═════ Supplied data ═════

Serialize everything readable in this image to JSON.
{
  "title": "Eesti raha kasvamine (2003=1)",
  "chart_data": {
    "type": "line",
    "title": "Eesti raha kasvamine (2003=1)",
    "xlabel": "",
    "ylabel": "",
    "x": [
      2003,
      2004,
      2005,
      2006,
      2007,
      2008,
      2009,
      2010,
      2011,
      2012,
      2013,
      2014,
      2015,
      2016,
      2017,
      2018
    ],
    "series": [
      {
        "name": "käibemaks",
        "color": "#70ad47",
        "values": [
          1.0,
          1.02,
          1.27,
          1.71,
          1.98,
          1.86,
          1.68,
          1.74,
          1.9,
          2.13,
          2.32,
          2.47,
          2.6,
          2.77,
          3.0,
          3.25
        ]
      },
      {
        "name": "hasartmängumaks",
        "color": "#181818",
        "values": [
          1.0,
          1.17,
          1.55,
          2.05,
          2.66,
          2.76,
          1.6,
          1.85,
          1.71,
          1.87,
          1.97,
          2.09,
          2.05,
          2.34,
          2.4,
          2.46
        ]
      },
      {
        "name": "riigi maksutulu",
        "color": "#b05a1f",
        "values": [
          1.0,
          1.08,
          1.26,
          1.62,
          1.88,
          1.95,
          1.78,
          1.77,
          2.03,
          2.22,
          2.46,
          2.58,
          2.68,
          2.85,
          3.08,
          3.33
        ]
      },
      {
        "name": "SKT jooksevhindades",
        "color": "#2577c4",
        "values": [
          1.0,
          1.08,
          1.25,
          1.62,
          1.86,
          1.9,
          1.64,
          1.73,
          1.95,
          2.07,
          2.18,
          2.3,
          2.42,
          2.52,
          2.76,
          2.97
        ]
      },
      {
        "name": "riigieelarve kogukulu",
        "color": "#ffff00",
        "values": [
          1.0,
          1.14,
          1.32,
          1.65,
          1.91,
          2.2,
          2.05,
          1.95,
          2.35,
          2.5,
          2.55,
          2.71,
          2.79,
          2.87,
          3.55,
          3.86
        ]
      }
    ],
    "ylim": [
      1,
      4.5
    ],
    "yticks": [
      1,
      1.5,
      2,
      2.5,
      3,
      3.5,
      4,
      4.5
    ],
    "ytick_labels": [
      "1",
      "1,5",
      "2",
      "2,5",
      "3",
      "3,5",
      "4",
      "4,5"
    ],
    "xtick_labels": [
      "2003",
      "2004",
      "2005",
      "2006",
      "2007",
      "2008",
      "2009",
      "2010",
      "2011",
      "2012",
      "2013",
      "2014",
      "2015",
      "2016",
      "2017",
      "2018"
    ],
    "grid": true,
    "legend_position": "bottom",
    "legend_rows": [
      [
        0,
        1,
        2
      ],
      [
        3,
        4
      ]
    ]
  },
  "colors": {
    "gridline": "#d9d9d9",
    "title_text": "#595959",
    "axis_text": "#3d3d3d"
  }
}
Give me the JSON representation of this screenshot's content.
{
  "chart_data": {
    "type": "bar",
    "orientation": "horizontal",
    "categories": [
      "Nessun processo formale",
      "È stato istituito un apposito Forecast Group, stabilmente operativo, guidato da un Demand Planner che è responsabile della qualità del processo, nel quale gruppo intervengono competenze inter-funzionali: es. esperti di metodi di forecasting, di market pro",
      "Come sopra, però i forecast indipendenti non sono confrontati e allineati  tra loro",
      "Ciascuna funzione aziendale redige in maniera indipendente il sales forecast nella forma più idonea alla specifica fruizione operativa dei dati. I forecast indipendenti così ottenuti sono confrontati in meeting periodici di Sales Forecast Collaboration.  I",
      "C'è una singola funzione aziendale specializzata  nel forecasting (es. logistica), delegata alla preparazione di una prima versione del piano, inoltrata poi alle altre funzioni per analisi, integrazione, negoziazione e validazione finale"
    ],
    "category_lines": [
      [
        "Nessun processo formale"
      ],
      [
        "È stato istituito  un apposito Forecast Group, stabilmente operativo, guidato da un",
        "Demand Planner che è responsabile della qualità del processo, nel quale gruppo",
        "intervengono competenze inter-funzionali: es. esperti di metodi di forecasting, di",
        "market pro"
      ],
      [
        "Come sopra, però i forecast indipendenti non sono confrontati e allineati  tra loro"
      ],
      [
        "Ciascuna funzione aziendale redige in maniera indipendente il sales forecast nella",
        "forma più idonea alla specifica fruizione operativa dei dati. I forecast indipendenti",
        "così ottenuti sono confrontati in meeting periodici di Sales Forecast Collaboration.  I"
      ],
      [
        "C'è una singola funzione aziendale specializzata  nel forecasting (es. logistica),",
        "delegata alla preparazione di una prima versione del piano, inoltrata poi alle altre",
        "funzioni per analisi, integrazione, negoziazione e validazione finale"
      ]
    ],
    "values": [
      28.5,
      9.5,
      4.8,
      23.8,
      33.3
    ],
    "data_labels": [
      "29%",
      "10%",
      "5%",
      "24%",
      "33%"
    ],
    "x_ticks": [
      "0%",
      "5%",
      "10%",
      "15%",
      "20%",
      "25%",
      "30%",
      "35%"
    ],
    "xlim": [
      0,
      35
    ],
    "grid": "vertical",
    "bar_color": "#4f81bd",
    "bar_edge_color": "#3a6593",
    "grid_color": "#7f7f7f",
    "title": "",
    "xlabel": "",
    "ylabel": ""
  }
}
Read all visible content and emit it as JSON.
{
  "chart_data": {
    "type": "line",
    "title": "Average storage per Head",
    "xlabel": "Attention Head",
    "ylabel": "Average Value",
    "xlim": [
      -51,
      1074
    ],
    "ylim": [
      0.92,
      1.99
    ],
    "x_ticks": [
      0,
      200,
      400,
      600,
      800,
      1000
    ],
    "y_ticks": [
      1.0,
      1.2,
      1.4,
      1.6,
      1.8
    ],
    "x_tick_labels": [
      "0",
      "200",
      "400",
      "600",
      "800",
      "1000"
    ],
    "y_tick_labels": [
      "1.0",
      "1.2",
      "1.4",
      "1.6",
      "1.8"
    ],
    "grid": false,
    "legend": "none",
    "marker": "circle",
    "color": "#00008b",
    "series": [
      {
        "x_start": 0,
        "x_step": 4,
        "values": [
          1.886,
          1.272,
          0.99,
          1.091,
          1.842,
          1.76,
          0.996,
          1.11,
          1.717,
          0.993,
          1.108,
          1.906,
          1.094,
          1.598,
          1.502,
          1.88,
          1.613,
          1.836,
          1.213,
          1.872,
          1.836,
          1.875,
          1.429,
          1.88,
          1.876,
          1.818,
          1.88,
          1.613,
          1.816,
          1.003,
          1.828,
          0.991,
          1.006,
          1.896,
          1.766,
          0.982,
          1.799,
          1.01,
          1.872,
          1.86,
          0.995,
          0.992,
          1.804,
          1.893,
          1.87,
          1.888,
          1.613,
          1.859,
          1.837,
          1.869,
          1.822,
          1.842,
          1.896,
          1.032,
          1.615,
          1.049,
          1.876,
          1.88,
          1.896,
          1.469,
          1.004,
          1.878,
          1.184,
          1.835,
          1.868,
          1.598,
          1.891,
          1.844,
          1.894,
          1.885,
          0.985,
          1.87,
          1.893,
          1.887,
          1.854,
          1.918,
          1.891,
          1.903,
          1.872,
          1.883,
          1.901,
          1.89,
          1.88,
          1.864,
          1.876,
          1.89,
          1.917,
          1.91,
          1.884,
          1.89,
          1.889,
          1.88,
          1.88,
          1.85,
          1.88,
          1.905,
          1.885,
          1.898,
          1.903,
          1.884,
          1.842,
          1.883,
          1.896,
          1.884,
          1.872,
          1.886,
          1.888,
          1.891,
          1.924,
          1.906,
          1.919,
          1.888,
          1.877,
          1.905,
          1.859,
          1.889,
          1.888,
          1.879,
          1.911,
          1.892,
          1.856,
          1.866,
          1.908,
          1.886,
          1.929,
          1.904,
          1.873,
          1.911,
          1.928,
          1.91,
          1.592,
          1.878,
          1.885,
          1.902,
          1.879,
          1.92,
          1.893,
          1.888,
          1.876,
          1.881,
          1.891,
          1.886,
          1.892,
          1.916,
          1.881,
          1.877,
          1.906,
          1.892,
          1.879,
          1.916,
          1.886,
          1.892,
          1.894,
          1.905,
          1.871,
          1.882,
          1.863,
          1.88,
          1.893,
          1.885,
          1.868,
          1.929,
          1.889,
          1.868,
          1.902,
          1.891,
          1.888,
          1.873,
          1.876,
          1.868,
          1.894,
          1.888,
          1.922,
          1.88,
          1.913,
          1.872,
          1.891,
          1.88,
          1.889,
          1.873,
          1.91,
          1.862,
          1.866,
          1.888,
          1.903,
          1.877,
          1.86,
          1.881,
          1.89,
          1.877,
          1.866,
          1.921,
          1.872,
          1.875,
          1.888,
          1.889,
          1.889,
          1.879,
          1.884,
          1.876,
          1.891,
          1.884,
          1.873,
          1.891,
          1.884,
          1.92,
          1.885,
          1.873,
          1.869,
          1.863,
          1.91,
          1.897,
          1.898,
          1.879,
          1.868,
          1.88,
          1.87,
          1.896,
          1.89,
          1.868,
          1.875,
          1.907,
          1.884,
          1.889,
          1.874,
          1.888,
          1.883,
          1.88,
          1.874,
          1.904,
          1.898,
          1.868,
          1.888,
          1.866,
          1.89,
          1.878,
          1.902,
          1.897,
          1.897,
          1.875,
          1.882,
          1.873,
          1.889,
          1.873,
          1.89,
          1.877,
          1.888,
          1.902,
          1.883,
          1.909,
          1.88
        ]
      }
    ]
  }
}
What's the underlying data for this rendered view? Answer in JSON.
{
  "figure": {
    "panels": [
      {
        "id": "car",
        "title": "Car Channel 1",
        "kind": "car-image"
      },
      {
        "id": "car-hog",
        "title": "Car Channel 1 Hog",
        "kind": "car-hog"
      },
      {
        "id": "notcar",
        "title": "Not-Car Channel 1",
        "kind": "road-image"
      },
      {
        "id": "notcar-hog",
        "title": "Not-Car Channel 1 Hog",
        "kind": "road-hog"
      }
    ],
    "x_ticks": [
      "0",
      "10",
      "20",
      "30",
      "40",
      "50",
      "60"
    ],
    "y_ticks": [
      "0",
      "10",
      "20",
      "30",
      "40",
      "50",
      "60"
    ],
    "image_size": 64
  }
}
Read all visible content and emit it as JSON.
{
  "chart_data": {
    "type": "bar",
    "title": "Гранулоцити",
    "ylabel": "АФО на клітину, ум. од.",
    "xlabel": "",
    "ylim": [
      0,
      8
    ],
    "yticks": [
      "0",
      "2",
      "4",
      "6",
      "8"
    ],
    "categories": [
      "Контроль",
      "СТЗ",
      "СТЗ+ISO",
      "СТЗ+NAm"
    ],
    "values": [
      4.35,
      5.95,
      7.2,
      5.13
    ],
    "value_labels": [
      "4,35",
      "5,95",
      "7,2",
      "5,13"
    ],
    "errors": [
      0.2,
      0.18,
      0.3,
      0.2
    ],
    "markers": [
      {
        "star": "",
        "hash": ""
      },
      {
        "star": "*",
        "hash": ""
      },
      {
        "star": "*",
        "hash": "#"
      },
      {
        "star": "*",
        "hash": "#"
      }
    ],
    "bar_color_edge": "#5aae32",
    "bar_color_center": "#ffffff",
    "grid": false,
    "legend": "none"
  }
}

═════

- Goal of the exercise:
Output the lines from the line containing "What's the underlying" to the end, both included; add nothing.

- Output:
What's the underlying data for this rendered view? Answer in JSON.
{
  "figure": {
    "panels": [
      {
        "id": "car",
        "title": "Car Channel 1",
        "kind": "car-image"
      },
      {
        "id": "car-hog",
        "title": "Car Channel 1 Hog",
        "kind": "car-hog"
      },
      {
        "id": "notcar",
        "title": "Not-Car Channel 1",
        "kind": "road-image"
      },
      {
        "id": "notcar-hog",
        "title": "Not-Car Channel 1 Hog",
        "kind": "road-hog"
      }
    ],
    "x_ticks": [
      "0",
      "10",
      "20",
      "30",
      "40",
      "50",
      "60"
    ],
    "y_ticks": [
      "0",
      "10",
      "20",
      "30",
      "40",
      "50",
      "60"
    ],
    "image_size": 64
  }
}
Read all visible content and emit it as JSON.
{
  "chart_data": {
    "type": "bar",
    "title": "Гранулоцити",
    "ylabel": "АФО на клітину, ум. од.",
    "xlabel": "",
    "ylim": [
      0,
      8
    ],
    "yticks": [
      "0",
      "2",
      "4",
      "6",
      "8"
    ],
    "categories": [
      "Контроль",
      "СТЗ",
      "СТЗ+ISO",
      "СТЗ+NAm"
    ],
    "values": [
      4.35,
      5.95,
      7.2,
      5.13
    ],
    "value_labels": [
      "4,35",
      "5,95",
      "7,2",
      "5,13"
    ],
    "errors": [
      0.2,
      0.18,
      0.3,
      0.2
    ],
    "markers": [
      {
        "star": "",
        "hash": ""
      },
      {
        "star": "*",
        "hash": ""
      },
      {
        "star": "*",
        "hash": "#"
      },
      {
        "star": "*",
        "hash": "#"
      }
    ],
    "bar_color_edge": "#5aae32",
    "bar_color_center": "#ffffff",
    "grid": false,
    "legend": "none"
  }
}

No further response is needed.